* _Data shown_:
>> Begin
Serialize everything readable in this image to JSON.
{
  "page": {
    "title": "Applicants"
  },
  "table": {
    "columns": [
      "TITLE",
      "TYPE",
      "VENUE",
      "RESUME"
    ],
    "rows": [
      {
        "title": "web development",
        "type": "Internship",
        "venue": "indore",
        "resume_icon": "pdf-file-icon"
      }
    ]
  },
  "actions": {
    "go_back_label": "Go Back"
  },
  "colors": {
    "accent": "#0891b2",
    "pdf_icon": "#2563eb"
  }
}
>> End
* _Description of the task_:
Provide an exact reproduction of all the entries shown above.

* _Full answer_:
Serialize everything readable in this image to JSON.
{
  "page": {
    "title": "Applicants"
  },
  "table": {
    "columns": [
      "TITLE",
      "TYPE",
      "VENUE",
      "RESUME"
    ],
    "rows": [
      {
        "title": "web development",
        "type": "Internship",
        "venue": "indore",
        "resume_icon": "pdf-file-icon"
      }
    ]
  },
  "actions": {
    "go_back_label": "Go Back"
  },
  "colors": {
    "accent": "#0891b2",
    "pdf_icon": "#2563eb"
  }
}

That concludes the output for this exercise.